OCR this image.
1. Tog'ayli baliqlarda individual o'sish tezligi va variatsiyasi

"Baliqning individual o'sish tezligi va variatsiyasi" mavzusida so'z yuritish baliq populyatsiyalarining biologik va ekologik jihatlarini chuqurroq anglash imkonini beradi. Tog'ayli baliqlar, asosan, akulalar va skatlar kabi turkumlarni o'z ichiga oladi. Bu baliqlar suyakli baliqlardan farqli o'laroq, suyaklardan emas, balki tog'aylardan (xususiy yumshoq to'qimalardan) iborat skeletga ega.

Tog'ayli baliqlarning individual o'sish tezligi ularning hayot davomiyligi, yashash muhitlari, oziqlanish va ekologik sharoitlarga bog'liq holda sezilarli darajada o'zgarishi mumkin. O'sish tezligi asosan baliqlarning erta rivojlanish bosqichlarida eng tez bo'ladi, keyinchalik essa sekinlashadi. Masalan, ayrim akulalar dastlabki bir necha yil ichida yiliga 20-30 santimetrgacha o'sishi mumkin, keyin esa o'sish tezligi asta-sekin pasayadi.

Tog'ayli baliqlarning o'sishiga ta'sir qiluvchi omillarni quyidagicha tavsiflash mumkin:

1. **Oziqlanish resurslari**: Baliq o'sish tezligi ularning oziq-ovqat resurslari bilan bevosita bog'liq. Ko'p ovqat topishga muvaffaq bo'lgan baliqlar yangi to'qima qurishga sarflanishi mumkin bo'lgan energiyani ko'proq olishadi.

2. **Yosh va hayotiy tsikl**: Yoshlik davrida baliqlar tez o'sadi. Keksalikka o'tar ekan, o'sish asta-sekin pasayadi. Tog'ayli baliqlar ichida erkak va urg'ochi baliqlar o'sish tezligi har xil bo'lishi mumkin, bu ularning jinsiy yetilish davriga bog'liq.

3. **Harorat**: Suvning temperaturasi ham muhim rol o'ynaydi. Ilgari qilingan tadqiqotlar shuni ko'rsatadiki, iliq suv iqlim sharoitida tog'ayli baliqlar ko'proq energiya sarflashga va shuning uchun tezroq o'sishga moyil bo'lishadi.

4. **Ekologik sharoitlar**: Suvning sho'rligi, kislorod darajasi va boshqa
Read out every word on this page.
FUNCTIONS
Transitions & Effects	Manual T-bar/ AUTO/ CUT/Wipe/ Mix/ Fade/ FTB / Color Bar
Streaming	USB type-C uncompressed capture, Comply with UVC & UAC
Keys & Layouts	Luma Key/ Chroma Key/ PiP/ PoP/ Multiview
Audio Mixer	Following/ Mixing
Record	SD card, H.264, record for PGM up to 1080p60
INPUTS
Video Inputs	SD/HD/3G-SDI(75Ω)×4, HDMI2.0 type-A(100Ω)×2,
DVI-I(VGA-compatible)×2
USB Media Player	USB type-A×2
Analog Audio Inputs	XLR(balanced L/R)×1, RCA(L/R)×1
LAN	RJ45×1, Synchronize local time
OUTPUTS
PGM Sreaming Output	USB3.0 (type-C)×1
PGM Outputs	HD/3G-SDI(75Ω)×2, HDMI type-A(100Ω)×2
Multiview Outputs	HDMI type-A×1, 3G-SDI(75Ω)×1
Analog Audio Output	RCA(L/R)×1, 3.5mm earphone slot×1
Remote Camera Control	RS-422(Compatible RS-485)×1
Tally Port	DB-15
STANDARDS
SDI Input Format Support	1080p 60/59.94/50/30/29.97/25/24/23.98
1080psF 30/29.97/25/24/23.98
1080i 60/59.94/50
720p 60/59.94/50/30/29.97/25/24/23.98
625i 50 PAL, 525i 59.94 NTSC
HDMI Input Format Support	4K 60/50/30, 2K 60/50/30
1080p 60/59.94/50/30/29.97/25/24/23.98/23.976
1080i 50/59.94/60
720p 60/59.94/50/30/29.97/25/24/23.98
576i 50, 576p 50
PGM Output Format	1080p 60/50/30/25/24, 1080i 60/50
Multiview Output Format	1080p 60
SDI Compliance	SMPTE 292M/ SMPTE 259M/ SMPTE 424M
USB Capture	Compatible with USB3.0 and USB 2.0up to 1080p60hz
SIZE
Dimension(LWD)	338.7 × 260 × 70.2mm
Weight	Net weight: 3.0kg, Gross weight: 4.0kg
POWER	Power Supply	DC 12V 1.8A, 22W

...

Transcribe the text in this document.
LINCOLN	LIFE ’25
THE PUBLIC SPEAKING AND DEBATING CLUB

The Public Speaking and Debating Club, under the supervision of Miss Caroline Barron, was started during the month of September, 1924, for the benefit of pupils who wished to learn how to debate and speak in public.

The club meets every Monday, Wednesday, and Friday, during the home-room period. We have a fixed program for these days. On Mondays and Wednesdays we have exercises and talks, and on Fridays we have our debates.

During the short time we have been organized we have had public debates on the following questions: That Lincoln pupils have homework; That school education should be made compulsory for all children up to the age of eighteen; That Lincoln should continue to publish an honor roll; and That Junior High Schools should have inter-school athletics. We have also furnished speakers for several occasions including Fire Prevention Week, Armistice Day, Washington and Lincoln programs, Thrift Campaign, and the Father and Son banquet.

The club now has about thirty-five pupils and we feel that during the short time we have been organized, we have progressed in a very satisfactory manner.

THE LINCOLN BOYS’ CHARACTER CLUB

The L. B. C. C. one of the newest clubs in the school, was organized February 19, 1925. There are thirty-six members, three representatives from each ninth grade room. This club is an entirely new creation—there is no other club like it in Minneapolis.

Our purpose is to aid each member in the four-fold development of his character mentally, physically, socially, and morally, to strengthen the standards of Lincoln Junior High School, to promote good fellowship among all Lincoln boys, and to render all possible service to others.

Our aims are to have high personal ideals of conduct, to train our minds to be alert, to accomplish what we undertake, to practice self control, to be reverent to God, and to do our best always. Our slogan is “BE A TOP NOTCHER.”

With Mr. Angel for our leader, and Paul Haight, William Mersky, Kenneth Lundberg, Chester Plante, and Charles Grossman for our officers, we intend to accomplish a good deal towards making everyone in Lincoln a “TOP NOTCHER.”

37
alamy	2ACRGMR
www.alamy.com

### Your instructions
Say how many lines include the word "Multiview"; reply with the number alone.

### Response
3